▶ WHAT NEEDS TO BE DONE:
Work out how many lines in the listing below include the word "nous". Give nothing but the number.

▶ LISTING:
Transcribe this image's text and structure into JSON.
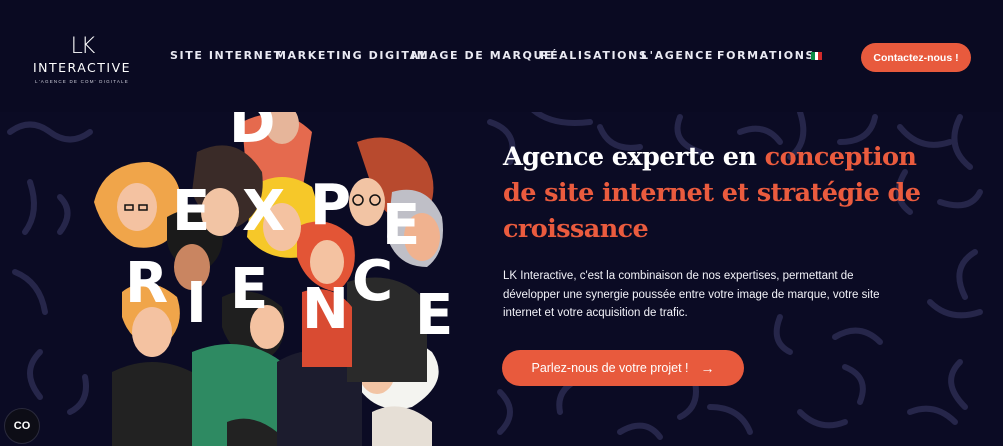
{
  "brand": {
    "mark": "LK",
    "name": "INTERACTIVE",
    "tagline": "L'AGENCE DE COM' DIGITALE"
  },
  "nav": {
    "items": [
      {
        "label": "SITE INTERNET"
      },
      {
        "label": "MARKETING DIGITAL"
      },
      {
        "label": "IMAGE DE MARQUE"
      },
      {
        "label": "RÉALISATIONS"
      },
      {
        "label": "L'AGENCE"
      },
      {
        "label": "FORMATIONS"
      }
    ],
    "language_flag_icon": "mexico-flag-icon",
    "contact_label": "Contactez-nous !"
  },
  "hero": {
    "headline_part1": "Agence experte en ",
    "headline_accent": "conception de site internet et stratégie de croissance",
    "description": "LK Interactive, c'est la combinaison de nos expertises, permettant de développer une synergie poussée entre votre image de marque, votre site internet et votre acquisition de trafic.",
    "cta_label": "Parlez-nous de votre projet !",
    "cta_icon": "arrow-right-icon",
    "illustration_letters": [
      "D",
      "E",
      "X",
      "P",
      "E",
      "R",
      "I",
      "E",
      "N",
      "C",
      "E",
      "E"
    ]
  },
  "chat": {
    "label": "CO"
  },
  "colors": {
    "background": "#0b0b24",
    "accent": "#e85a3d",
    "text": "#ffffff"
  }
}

▶ WRITTEN ANSWER:
2